* [INSTRUCTION] Below are records to transcribe exactly, without their pictures.

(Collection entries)
┏━━
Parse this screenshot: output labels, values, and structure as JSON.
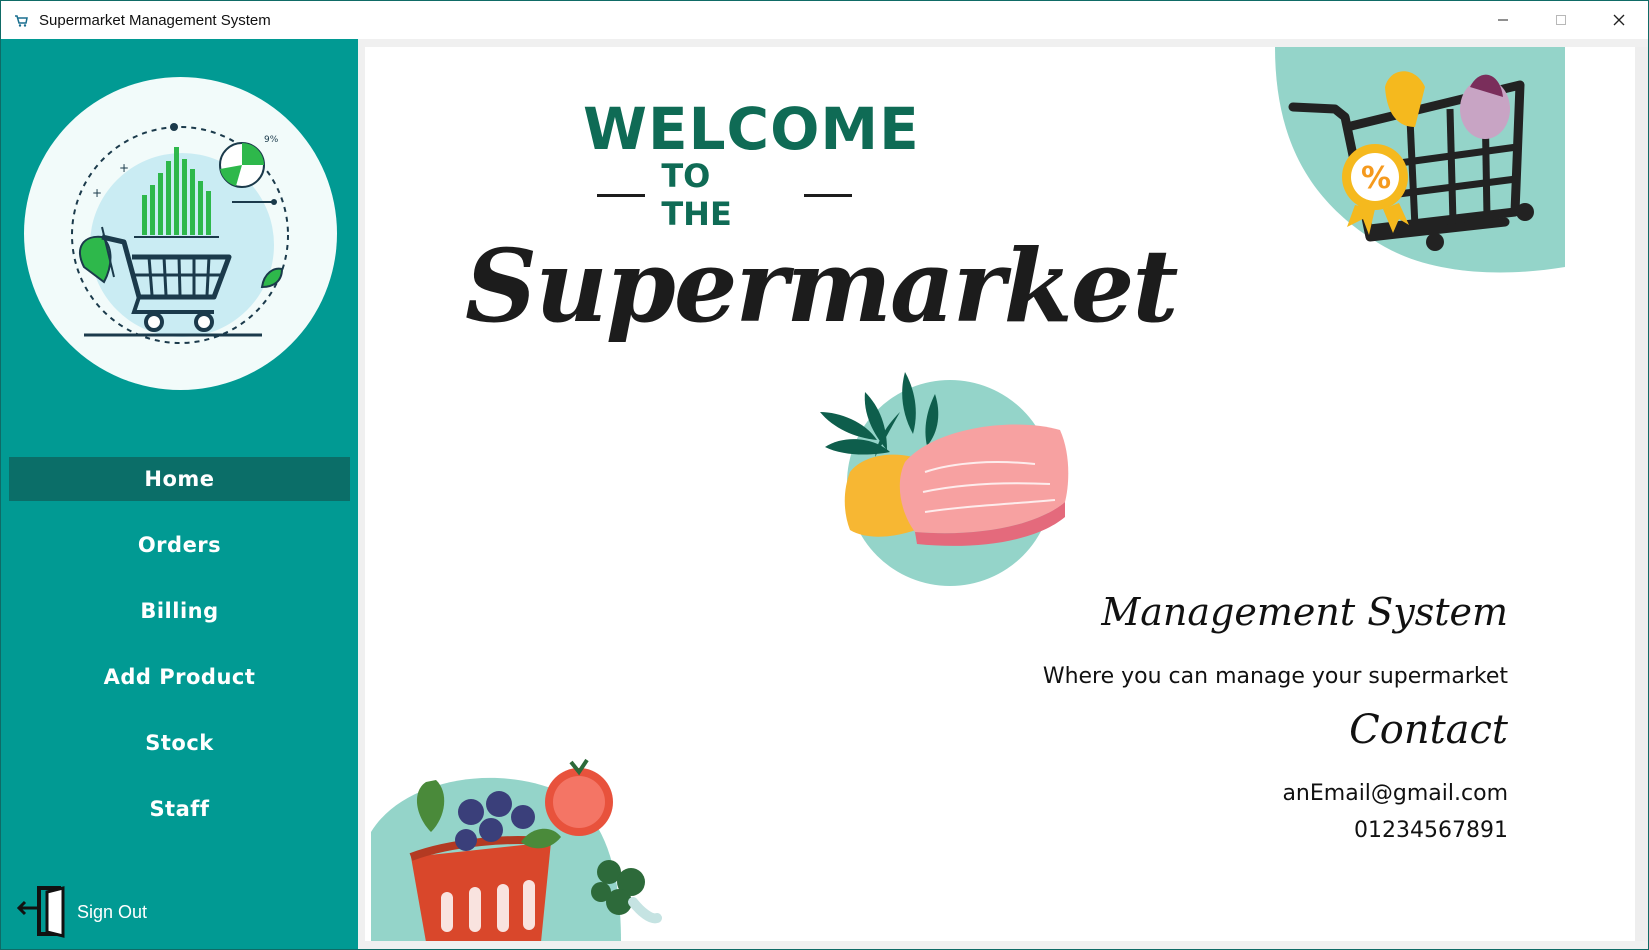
{
  "window": {
    "title": "Supermarket Management System",
    "minimize_icon": "minimize-icon",
    "maximize_icon": "maximize-icon",
    "close_icon": "close-icon"
  },
  "sidebar": {
    "background": "#019a93",
    "active_background": "#0b6e68",
    "items": [
      {
        "label": "Home",
        "active": true
      },
      {
        "label": "Orders",
        "active": false
      },
      {
        "label": "Billing",
        "active": false
      },
      {
        "label": "Add Product",
        "active": false
      },
      {
        "label": "Stock",
        "active": false
      },
      {
        "label": "Staff",
        "active": false
      }
    ],
    "sign_out": {
      "label": "Sign Out",
      "icon": "door-exit-icon"
    }
  },
  "main": {
    "welcome": "WELCOME",
    "to_the": "TO THE",
    "brand": "Supermarket",
    "subtitle": "Management System",
    "tagline": "Where you can manage your supermarket",
    "contact_title": "Contact",
    "email": "anEmail@gmail.com",
    "phone": "01234567891",
    "accent_color": "#0f6b55"
  }
}
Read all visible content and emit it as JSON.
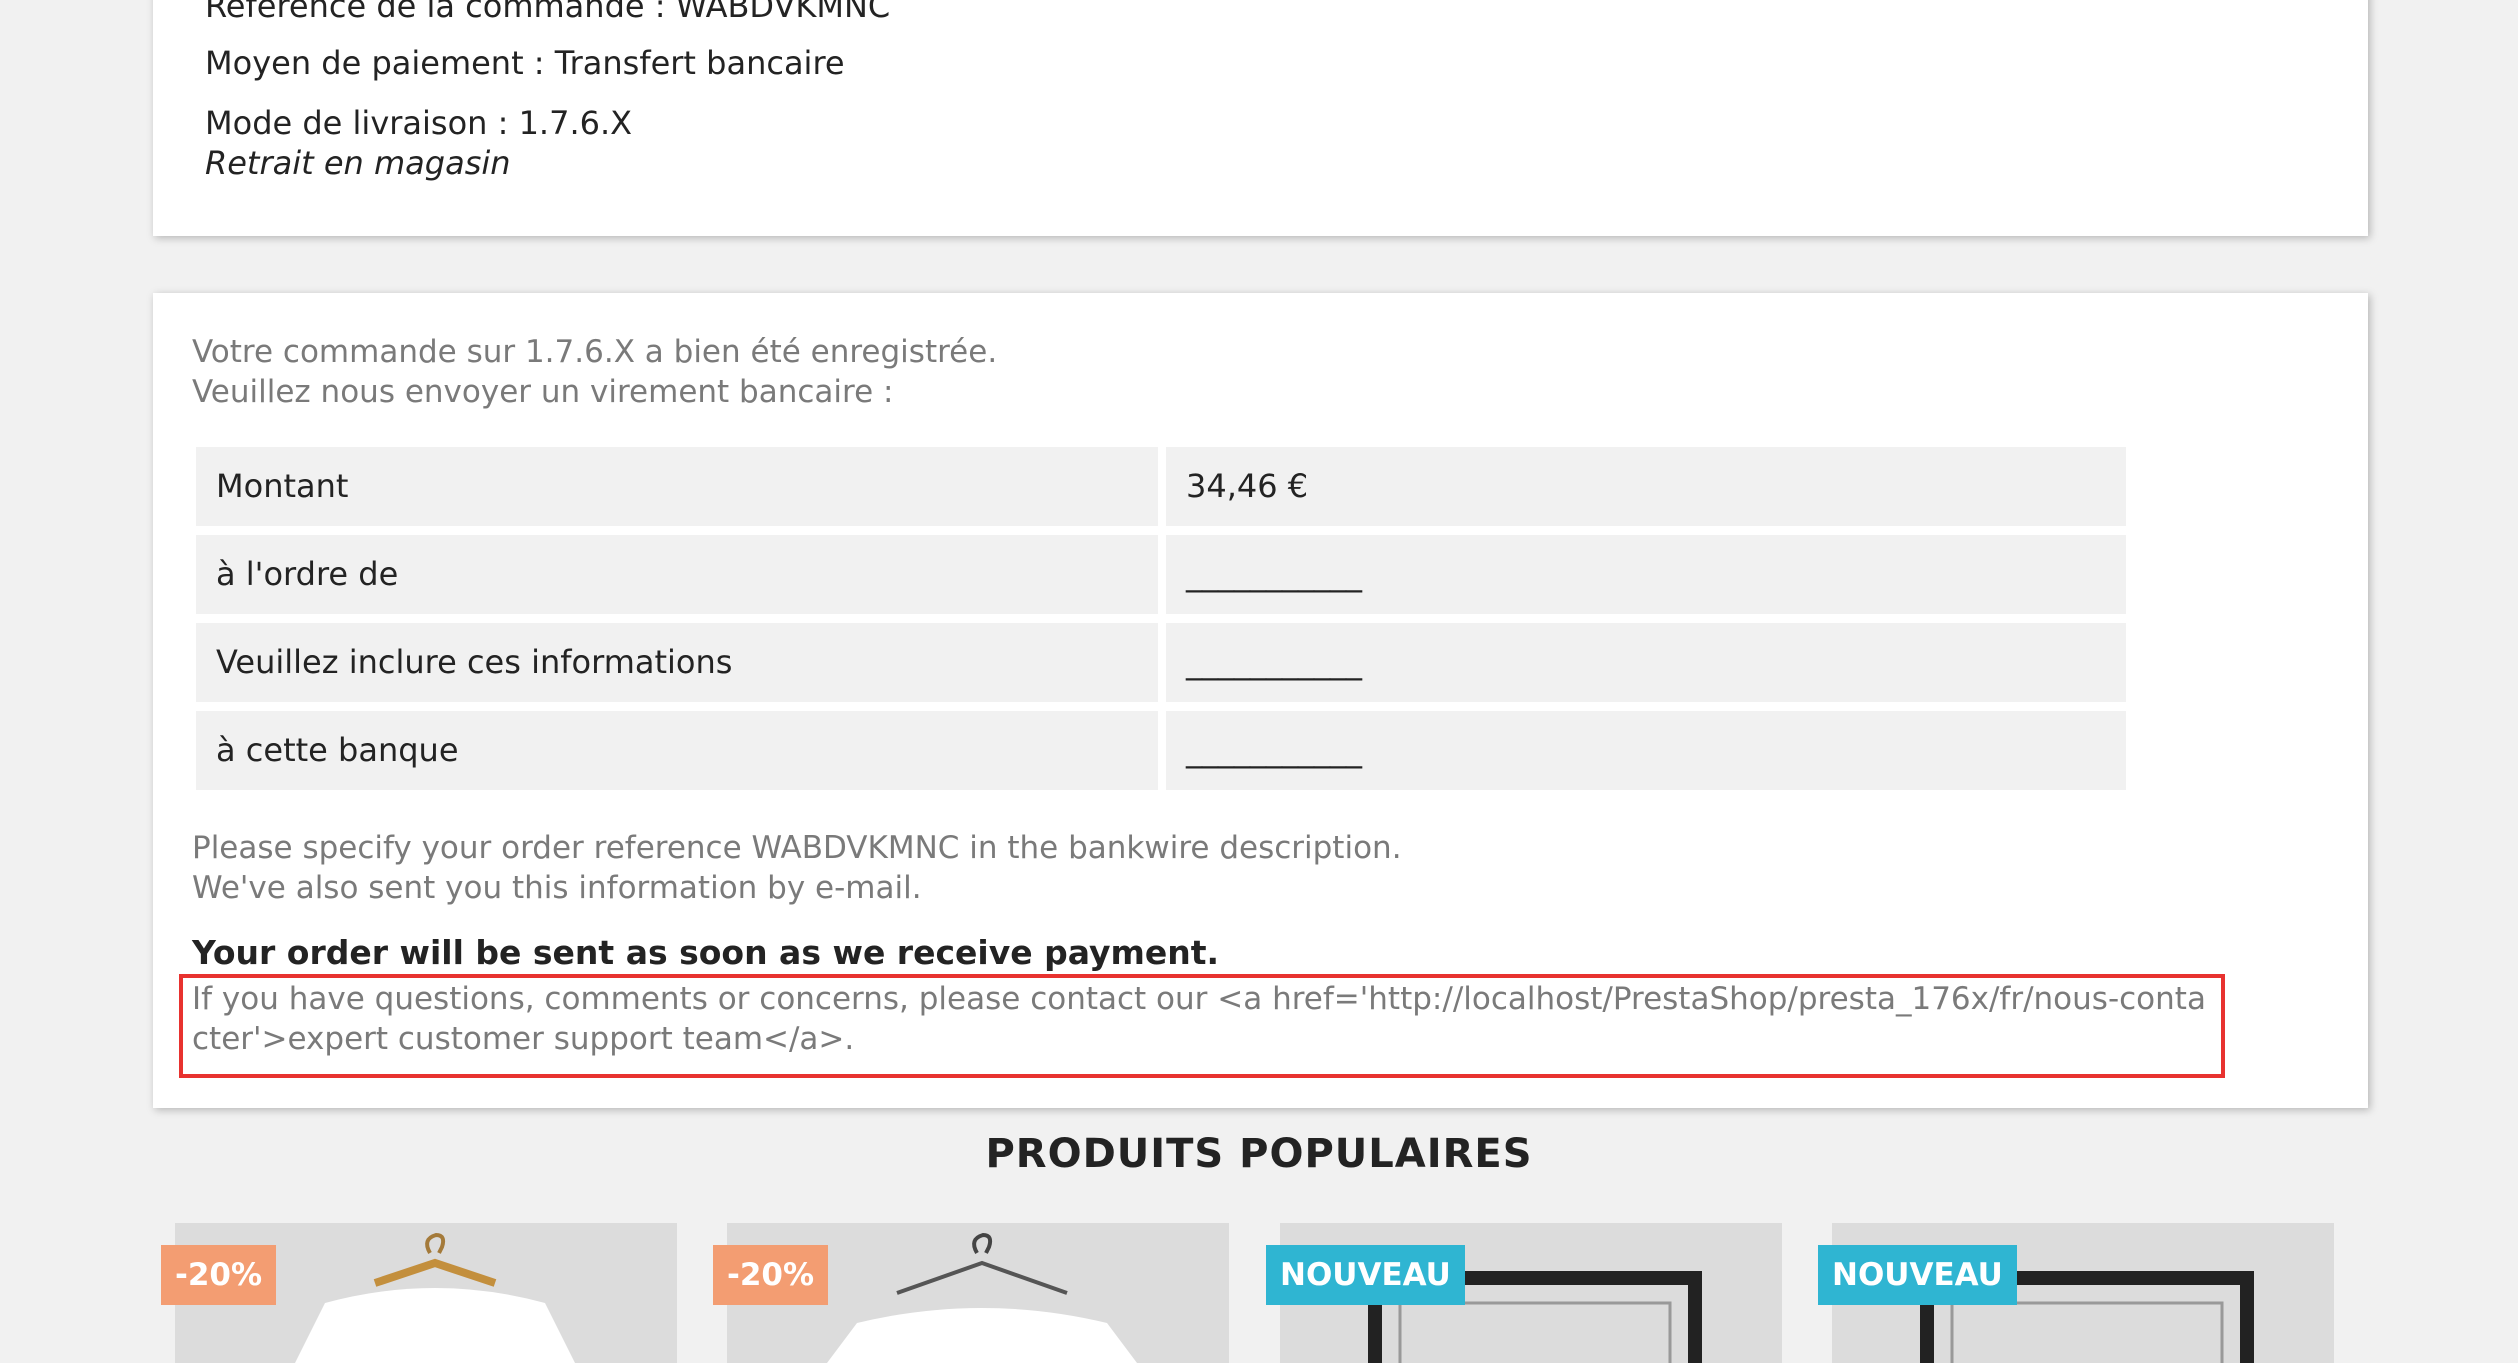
{
  "order_details": {
    "reference_line": "Référence de la commande : WABDVKMNC",
    "payment_line": "Moyen de paiement : Transfert bancaire",
    "delivery_line": "Mode de livraison : 1.7.6.X",
    "delivery_sub": "Retrait en magasin"
  },
  "bankwire": {
    "intro_1": "Votre commande sur 1.7.6.X a bien été enregistrée.",
    "intro_2": "Veuillez nous envoyer un virement bancaire :",
    "rows": [
      {
        "label": "Montant",
        "value": "34,46 €"
      },
      {
        "label": "à l'ordre de",
        "value": "___________"
      },
      {
        "label": "Veuillez inclure ces informations",
        "value": "___________"
      },
      {
        "label": "à cette banque",
        "value": "___________"
      }
    ],
    "note_1": "Please specify your order reference WABDVKMNC in the bankwire description.",
    "note_2": "We've also sent you this information by e-mail.",
    "bold_notice": "Your order will be sent as soon as we receive payment.",
    "contact_text": "If you have questions, comments or concerns, please contact our <a href='http://localhost/PrestaShop/presta_176x/fr/nous-contacter'>expert customer support team</a>."
  },
  "popular": {
    "title": "PRODUITS POPULAIRES",
    "badges": [
      "-20%",
      "-20%",
      "NOUVEAU",
      "NOUVEAU"
    ]
  },
  "colors": {
    "highlight": "#e8322f",
    "discount_badge": "#f39d72",
    "new_badge": "#2fb5d2"
  }
}
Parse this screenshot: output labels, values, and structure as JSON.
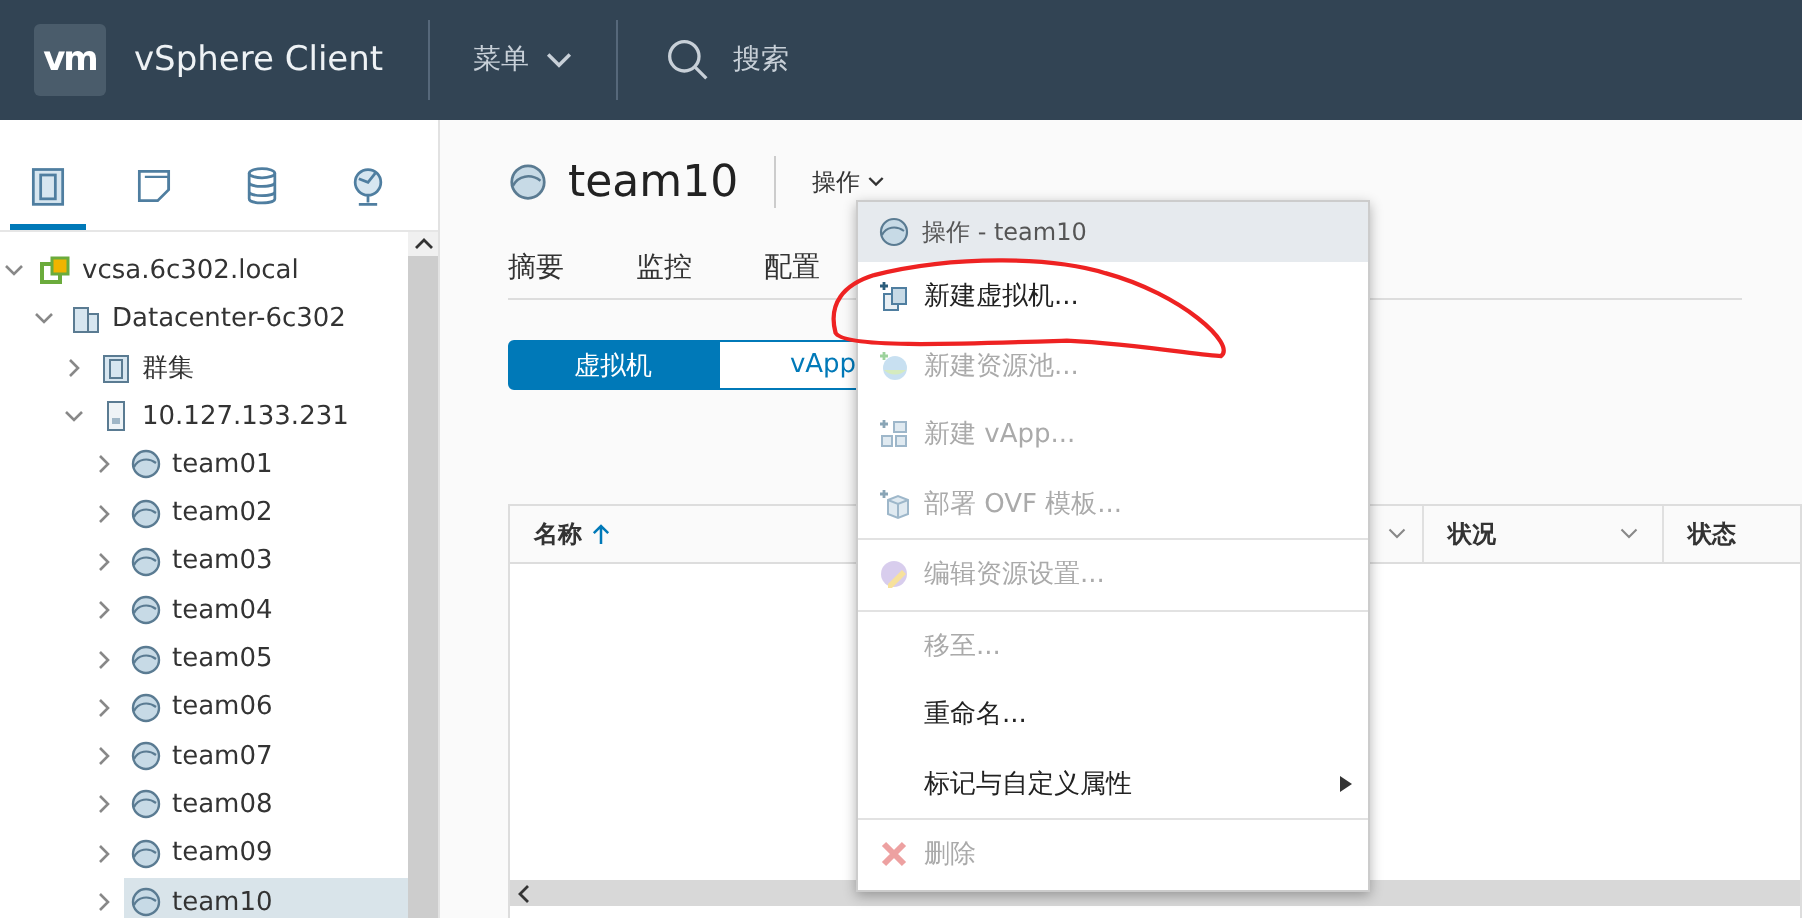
{
  "header": {
    "logo": "vm",
    "product": "vSphere Client",
    "menu": "菜单",
    "search": "搜索"
  },
  "sidebar": {
    "view_tabs": [
      {
        "kind": "hosts",
        "selected": true
      },
      {
        "kind": "vms",
        "selected": false
      },
      {
        "kind": "storage",
        "selected": false
      },
      {
        "kind": "network",
        "selected": false
      }
    ],
    "tree": [
      {
        "label": "vcsa.6c302.local",
        "kind": "vcenter",
        "expanded": true,
        "selected": false,
        "children": [
          {
            "label": "Datacenter-6c302",
            "kind": "datacenter",
            "expanded": true,
            "selected": false,
            "children": [
              {
                "label": "群集",
                "kind": "cluster",
                "expanded": false,
                "selected": false
              },
              {
                "label": "10.127.133.231",
                "kind": "host",
                "expanded": true,
                "selected": false,
                "children": [
                  {
                    "label": "team01",
                    "kind": "vm",
                    "expanded": false,
                    "selected": false
                  },
                  {
                    "label": "team02",
                    "kind": "vm",
                    "expanded": false,
                    "selected": false
                  },
                  {
                    "label": "team03",
                    "kind": "vm",
                    "expanded": false,
                    "selected": false
                  },
                  {
                    "label": "team04",
                    "kind": "vm",
                    "expanded": false,
                    "selected": false
                  },
                  {
                    "label": "team05",
                    "kind": "vm",
                    "expanded": false,
                    "selected": false
                  },
                  {
                    "label": "team06",
                    "kind": "vm",
                    "expanded": false,
                    "selected": false
                  },
                  {
                    "label": "team07",
                    "kind": "vm",
                    "expanded": false,
                    "selected": false
                  },
                  {
                    "label": "team08",
                    "kind": "vm",
                    "expanded": false,
                    "selected": false
                  },
                  {
                    "label": "team09",
                    "kind": "vm",
                    "expanded": false,
                    "selected": false
                  },
                  {
                    "label": "team10",
                    "kind": "vm",
                    "expanded": false,
                    "selected": true
                  }
                ]
              }
            ]
          }
        ]
      }
    ]
  },
  "main": {
    "title": "team10",
    "actions": "操作",
    "tabs": [
      "摘要",
      "监控",
      "配置"
    ],
    "toggle": [
      {
        "label": "虚拟机",
        "selected": true
      },
      {
        "label": "vApp",
        "selected": false
      }
    ],
    "table": {
      "columns": [
        {
          "label": "名称",
          "sorted": true
        },
        {
          "label": "状况",
          "sorted": false
        },
        {
          "label": "状态",
          "sorted": false
        }
      ]
    }
  },
  "menu": {
    "title": "操作 - team10",
    "items": [
      {
        "kind": "new-vm",
        "label": "新建虚拟机...",
        "disabled": false
      },
      {
        "kind": "resource-pool",
        "label": "新建资源池...",
        "disabled": true
      },
      {
        "kind": "vapp",
        "label": "新建 vApp...",
        "disabled": true
      },
      {
        "kind": "ovf",
        "label": "部署 OVF 模板...",
        "disabled": true
      },
      {
        "kind": "divider"
      },
      {
        "kind": "edit-resource",
        "label": "编辑资源设置...",
        "disabled": true
      },
      {
        "kind": "divider"
      },
      {
        "kind": "plain",
        "label": "移至...",
        "disabled": true
      },
      {
        "kind": "plain",
        "label": "重命名...",
        "disabled": false
      },
      {
        "kind": "submenu",
        "label": "标记与自定义属性",
        "disabled": false
      },
      {
        "kind": "divider"
      },
      {
        "kind": "delete",
        "label": "删除",
        "disabled": true
      }
    ]
  }
}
┗━━
* [TASK ANSWER]
Parse this screenshot: output labels, values, and structure as JSON.
{
  "window": {
    "title": "Supermarket Management System",
    "minimize_icon": "minimize-icon",
    "maximize_icon": "maximize-icon",
    "close_icon": "close-icon"
  },
  "sidebar": {
    "background": "#019a93",
    "active_background": "#0b6e68",
    "items": [
      {
        "label": "Home",
        "active": true
      },
      {
        "label": "Orders",
        "active": false
      },
      {
        "label": "Billing",
        "active": false
      },
      {
        "label": "Add Product",
        "active": false
      },
      {
        "label": "Stock",
        "active": false
      },
      {
        "label": "Staff",
        "active": false
      }
    ],
    "sign_out": {
      "label": "Sign Out",
      "icon": "door-exit-icon"
    }
  },
  "main": {
    "welcome": "WELCOME",
    "to_the": "TO THE",
    "brand": "Supermarket",
    "subtitle": "Management System",
    "tagline": "Where you can manage your supermarket",
    "contact_title": "Contact",
    "email": "anEmail@gmail.com",
    "phone": "01234567891",
    "accent_color": "#0f6b55"
  }
}
Read all visible content and emit it as JSON.
{
  "order_details": {
    "reference_line": "Référence de la commande : WABDVKMNC",
    "payment_line": "Moyen de paiement : Transfert bancaire",
    "delivery_line": "Mode de livraison : 1.7.6.X",
    "delivery_sub": "Retrait en magasin"
  },
  "bankwire": {
    "intro_1": "Votre commande sur 1.7.6.X a bien été enregistrée.",
    "intro_2": "Veuillez nous envoyer un virement bancaire :",
    "rows": [
      {
        "label": "Montant",
        "value": "34,46 €"
      },
      {
        "label": "à l'ordre de",
        "value": "___________"
      },
      {
        "label": "Veuillez inclure ces informations",
        "value": "___________"
      },
      {
        "label": "à cette banque",
        "value": "___________"
      }
    ],
    "note_1": "Please specify your order reference WABDVKMNC in the bankwire description.",
    "note_2": "We've also sent you this information by e-mail.",
    "bold_notice": "Your order will be sent as soon as we receive payment.",
    "contact_text": "If you have questions, comments or concerns, please contact our <a href='http://localhost/PrestaShop/presta_176x/fr/nous-contacter'>expert customer support team</a>."
  },
  "popular": {
    "title": "PRODUITS POPULAIRES",
    "badges": [
      "-20%",
      "-20%",
      "NOUVEAU",
      "NOUVEAU"
    ]
  },
  "colors": {
    "highlight": "#e8322f",
    "discount_badge": "#f39d72",
    "new_badge": "#2fb5d2"
  }
}
Parse this screenshot: output labels, values, and structure as JSON.
{
  "header": {
    "logo": "vm",
    "product": "vSphere Client",
    "menu": "菜单",
    "search": "搜索"
  },
  "sidebar": {
    "view_tabs": [
      {
        "kind": "hosts",
        "selected": true
      },
      {
        "kind": "vms",
        "selected": false
      },
      {
        "kind": "storage",
        "selected": false
      },
      {
        "kind": "network",
        "selected": false
      }
    ],
    "tree": [
      {
        "label": "vcsa.6c302.local",
        "kind": "vcenter",
        "expanded": true,
        "selected": false,
        "children": [
          {
            "label": "Datacenter-6c302",
            "kind": "datacenter",
            "expanded": true,
            "selected": false,
            "children": [
              {
                "label": "群集",
                "kind": "cluster",
                "expanded": false,
                "selected": false
              },
              {
                "label": "10.127.133.231",
                "kind": "host",
                "expanded": true,
                "selected": false,
                "children": [
                  {
                    "label": "team01",
                    "kind": "vm",
                    "expanded": false,
                    "selected": false
                  },
                  {
                    "label": "team02",
                    "kind": "vm",
                    "expanded": false,
                    "selected": false
                  },
                  {
                    "label": "team03",
                    "kind": "vm",
                    "expanded": false,
                    "selected": false
                  },
                  {
                    "label": "team04",
                    "kind": "vm",
                    "expanded": false,
                    "selected": false
                  },
                  {
                    "label": "team05",
                    "kind": "vm",
                    "expanded": false,
                    "selected": false
                  },
                  {
                    "label": "team06",
                    "kind": "vm",
                    "expanded": false,
                    "selected": false
                  },
                  {
                    "label": "team07",
                    "kind": "vm",
                    "expanded": false,
                    "selected": false
                  },
                  {
                    "label": "team08",
                    "kind": "vm",
                    "expanded": false,
                    "selected": false
                  },
                  {
                    "label": "team09",
                    "kind": "vm",
                    "expanded": false,
                    "selected": false
                  },
                  {
                    "label": "team10",
                    "kind": "vm",
                    "expanded": false,
                    "selected": true
                  }
                ]
              }
            ]
          }
        ]
      }
    ]
  },
  "main": {
    "title": "team10",
    "actions": "操作",
    "tabs": [
      "摘要",
      "监控",
      "配置"
    ],
    "toggle": [
      {
        "label": "虚拟机",
        "selected": true
      },
      {
        "label": "vApp",
        "selected": false
      }
    ],
    "table": {
      "columns": [
        {
          "label": "名称",
          "sorted": true
        },
        {
          "label": "状况",
          "sorted": false
        },
        {
          "label": "状态",
          "sorted": false
        }
      ]
    }
  },
  "menu": {
    "title": "操作 - team10",
    "items": [
      {
        "kind": "new-vm",
        "label": "新建虚拟机...",
        "disabled": false
      },
      {
        "kind": "resource-pool",
        "label": "新建资源池...",
        "disabled": true
      },
      {
        "kind": "vapp",
        "label": "新建 vApp...",
        "disabled": true
      },
      {
        "kind": "ovf",
        "label": "部署 OVF 模板...",
        "disabled": true
      },
      {
        "kind": "divider"
      },
      {
        "kind": "edit-resource",
        "label": "编辑资源设置...",
        "disabled": true
      },
      {
        "kind": "divider"
      },
      {
        "kind": "plain",
        "label": "移至...",
        "disabled": true
      },
      {
        "kind": "plain",
        "label": "重命名...",
        "disabled": false
      },
      {
        "kind": "submenu",
        "label": "标记与自定义属性",
        "disabled": false
      },
      {
        "kind": "divider"
      },
      {
        "kind": "delete",
        "label": "删除",
        "disabled": true
      }
    ]
  }
}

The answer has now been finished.